• Data supplied:
[start]
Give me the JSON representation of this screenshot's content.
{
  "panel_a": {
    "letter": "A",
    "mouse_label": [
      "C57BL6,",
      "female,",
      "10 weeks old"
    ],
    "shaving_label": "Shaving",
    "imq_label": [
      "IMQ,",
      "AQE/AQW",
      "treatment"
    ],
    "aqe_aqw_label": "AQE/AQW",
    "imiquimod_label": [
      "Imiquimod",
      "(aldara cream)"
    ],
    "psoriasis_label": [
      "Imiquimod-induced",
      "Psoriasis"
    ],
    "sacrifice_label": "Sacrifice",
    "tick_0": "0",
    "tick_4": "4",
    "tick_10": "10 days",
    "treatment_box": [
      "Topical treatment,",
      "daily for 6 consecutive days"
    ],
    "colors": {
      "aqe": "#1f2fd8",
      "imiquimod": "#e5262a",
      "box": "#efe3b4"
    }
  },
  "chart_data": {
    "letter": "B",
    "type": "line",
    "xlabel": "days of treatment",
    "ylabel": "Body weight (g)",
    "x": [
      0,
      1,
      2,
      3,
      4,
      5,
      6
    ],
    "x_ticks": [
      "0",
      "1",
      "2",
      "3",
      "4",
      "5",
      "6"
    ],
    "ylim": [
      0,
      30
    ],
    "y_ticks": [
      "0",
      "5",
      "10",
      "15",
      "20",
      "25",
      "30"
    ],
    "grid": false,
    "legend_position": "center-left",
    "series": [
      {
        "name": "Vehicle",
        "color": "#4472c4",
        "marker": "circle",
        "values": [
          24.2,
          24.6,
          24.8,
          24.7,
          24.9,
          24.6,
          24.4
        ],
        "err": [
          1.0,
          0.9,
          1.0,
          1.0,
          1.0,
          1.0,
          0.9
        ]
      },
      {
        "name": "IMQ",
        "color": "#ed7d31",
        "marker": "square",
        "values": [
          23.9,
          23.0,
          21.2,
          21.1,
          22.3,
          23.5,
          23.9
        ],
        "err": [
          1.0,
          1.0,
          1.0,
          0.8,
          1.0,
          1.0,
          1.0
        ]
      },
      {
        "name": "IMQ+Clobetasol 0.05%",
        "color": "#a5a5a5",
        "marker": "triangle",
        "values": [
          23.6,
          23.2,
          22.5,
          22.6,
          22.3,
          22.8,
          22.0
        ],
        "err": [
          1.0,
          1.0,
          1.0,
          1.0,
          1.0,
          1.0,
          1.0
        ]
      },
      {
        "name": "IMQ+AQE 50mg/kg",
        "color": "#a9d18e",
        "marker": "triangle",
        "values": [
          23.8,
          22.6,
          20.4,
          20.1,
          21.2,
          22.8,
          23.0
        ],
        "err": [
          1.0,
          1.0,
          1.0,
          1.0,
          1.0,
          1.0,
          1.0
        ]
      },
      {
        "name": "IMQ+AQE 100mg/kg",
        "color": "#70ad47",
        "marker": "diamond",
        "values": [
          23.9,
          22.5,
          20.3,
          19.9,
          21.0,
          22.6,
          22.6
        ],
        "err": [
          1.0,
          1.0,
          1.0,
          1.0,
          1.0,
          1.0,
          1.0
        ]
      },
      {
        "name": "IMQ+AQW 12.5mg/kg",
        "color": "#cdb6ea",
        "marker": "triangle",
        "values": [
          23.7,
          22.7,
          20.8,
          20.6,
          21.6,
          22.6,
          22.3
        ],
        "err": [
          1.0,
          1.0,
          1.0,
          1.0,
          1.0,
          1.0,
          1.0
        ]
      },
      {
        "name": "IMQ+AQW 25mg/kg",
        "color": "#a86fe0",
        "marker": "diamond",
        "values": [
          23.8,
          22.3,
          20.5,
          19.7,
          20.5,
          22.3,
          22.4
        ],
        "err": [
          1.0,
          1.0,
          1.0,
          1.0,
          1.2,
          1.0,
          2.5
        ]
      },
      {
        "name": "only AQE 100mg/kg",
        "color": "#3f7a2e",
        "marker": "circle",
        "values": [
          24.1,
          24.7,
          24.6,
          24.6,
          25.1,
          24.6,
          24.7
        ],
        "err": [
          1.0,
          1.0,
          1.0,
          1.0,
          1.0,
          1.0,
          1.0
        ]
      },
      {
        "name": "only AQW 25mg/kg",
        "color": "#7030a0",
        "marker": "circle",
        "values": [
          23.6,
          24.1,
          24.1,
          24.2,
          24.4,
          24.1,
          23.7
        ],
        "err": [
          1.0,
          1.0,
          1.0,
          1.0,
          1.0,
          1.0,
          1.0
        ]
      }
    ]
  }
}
[end]
• Written task: Return each line of the records above exactly as it reads.

• Output of the exercise:
Give me the JSON representation of this screenshot's content.
{
  "panel_a": {
    "letter": "A",
    "mouse_label": [
      "C57BL6,",
      "female,",
      "10 weeks old"
    ],
    "shaving_label": "Shaving",
    "imq_label": [
      "IMQ,",
      "AQE/AQW",
      "treatment"
    ],
    "aqe_aqw_label": "AQE/AQW",
    "imiquimod_label": [
      "Imiquimod",
      "(aldara cream)"
    ],
    "psoriasis_label": [
      "Imiquimod-induced",
      "Psoriasis"
    ],
    "sacrifice_label": "Sacrifice",
    "tick_0": "0",
    "tick_4": "4",
    "tick_10": "10 days",
    "treatment_box": [
      "Topical treatment,",
      "daily for 6 consecutive days"
    ],
    "colors": {
      "aqe": "#1f2fd8",
      "imiquimod": "#e5262a",
      "box": "#efe3b4"
    }
  },
  "chart_data": {
    "letter": "B",
    "type": "line",
    "xlabel": "days of treatment",
    "ylabel": "Body weight (g)",
    "x": [
      0,
      1,
      2,
      3,
      4,
      5,
      6
    ],
    "x_ticks": [
      "0",
      "1",
      "2",
      "3",
      "4",
      "5",
      "6"
    ],
    "ylim": [
      0,
      30
    ],
    "y_ticks": [
      "0",
      "5",
      "10",
      "15",
      "20",
      "25",
      "30"
    ],
    "grid": false,
    "legend_position": "center-left",
    "series": [
      {
        "name": "Vehicle",
        "color": "#4472c4",
        "marker": "circle",
        "values": [
          24.2,
          24.6,
          24.8,
          24.7,
          24.9,
          24.6,
          24.4
        ],
        "err": [
          1.0,
          0.9,
          1.0,
          1.0,
          1.0,
          1.0,
          0.9
        ]
      },
      {
        "name": "IMQ",
        "color": "#ed7d31",
        "marker": "square",
        "values": [
          23.9,
          23.0,
          21.2,
          21.1,
          22.3,
          23.5,
          23.9
        ],
        "err": [
          1.0,
          1.0,
          1.0,
          0.8,
          1.0,
          1.0,
          1.0
        ]
      },
      {
        "name": "IMQ+Clobetasol 0.05%",
        "color": "#a5a5a5",
        "marker": "triangle",
        "values": [
          23.6,
          23.2,
          22.5,
          22.6,
          22.3,
          22.8,
          22.0
        ],
        "err": [
          1.0,
          1.0,
          1.0,
          1.0,
          1.0,
          1.0,
          1.0
        ]
      },
      {
        "name": "IMQ+AQE 50mg/kg",
        "color": "#a9d18e",
        "marker": "triangle",
        "values": [
          23.8,
          22.6,
          20.4,
          20.1,
          21.2,
          22.8,
          23.0
        ],
        "err": [
          1.0,
          1.0,
          1.0,
          1.0,
          1.0,
          1.0,
          1.0
        ]
      },
      {
        "name": "IMQ+AQE 100mg/kg",
        "color": "#70ad47",
        "marker": "diamond",
        "values": [
          23.9,
          22.5,
          20.3,
          19.9,
          21.0,
          22.6,
          22.6
        ],
        "err": [
          1.0,
          1.0,
          1.0,
          1.0,
          1.0,
          1.0,
          1.0
        ]
      },
      {
        "name": "IMQ+AQW 12.5mg/kg",
        "color": "#cdb6ea",
        "marker": "triangle",
        "values": [
          23.7,
          22.7,
          20.8,
          20.6,
          21.6,
          22.6,
          22.3
        ],
        "err": [
          1.0,
          1.0,
          1.0,
          1.0,
          1.0,
          1.0,
          1.0
        ]
      },
      {
        "name": "IMQ+AQW 25mg/kg",
        "color": "#a86fe0",
        "marker": "diamond",
        "values": [
          23.8,
          22.3,
          20.5,
          19.7,
          20.5,
          22.3,
          22.4
        ],
        "err": [
          1.0,
          1.0,
          1.0,
          1.0,
          1.2,
          1.0,
          2.5
        ]
      },
      {
        "name": "only AQE 100mg/kg",
        "color": "#3f7a2e",
        "marker": "circle",
        "values": [
          24.1,
          24.7,
          24.6,
          24.6,
          25.1,
          24.6,
          24.7
        ],
        "err": [
          1.0,
          1.0,
          1.0,
          1.0,
          1.0,
          1.0,
          1.0
        ]
      },
      {
        "name": "only AQW 25mg/kg",
        "color": "#7030a0",
        "marker": "circle",
        "values": [
          23.6,
          24.1,
          24.1,
          24.2,
          24.4,
          24.1,
          23.7
        ],
        "err": [
          1.0,
          1.0,
          1.0,
          1.0,
          1.0,
          1.0,
          1.0
        ]
      }
    ]
  }
}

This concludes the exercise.